Task instructions: Pull every "Mantenimiento" line out of the data below.

Given records:
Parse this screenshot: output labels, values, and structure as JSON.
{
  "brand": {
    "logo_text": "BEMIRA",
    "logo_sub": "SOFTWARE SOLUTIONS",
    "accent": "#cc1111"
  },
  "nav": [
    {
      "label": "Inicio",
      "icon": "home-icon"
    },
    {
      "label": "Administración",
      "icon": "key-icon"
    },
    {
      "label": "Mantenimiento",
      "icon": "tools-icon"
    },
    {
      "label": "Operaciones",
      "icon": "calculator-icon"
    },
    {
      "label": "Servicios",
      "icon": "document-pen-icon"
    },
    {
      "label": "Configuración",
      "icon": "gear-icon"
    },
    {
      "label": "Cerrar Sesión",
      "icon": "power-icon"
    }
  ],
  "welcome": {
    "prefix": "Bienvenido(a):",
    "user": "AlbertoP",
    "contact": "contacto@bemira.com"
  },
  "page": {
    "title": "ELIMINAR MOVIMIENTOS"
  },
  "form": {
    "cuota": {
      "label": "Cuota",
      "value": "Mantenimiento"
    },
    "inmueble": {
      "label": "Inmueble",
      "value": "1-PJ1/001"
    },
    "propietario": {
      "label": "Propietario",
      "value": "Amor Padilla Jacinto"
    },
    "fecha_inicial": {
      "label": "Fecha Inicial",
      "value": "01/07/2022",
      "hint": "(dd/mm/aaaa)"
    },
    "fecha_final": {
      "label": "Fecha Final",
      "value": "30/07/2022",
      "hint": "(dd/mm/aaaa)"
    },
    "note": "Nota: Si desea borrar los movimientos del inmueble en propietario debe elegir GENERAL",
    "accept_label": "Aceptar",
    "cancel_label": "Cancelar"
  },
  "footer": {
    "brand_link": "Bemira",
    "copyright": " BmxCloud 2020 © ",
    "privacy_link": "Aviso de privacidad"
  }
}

The output:
      "label": "Mantenimiento",
      "value": "Mantenimiento"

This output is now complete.